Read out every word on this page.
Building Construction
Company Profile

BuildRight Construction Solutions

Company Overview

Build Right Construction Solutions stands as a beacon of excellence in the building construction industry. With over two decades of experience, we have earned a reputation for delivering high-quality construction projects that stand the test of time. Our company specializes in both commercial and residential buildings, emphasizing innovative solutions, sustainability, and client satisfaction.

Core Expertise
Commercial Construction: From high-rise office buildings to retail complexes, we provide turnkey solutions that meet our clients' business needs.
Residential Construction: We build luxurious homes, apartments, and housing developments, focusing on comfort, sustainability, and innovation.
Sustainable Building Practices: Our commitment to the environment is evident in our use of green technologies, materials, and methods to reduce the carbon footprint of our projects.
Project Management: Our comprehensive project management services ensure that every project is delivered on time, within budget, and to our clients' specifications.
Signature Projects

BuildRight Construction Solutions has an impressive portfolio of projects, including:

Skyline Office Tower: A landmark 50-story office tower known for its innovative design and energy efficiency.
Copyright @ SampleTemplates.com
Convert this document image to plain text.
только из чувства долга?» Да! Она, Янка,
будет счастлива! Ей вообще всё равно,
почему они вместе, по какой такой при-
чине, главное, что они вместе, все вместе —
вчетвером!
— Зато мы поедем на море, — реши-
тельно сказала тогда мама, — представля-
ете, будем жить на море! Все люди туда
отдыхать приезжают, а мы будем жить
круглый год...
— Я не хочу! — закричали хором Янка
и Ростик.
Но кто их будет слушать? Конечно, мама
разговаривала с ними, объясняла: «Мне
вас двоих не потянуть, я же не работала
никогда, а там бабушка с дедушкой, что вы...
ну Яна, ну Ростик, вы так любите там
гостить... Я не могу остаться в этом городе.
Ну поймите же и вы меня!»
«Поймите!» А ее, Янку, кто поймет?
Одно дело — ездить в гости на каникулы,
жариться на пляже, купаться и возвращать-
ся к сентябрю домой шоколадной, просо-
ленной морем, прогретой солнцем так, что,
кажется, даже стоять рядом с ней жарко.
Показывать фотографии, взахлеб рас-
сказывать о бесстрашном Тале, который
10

——————————

Exercise aim:
Extract all lines from the material above that include the word "every".

Completed exercise:
Read out every word on this page.
Project Management: Our comprehensive project management services ensure that every project is delivered on time, within budget, and to our clients' specifications.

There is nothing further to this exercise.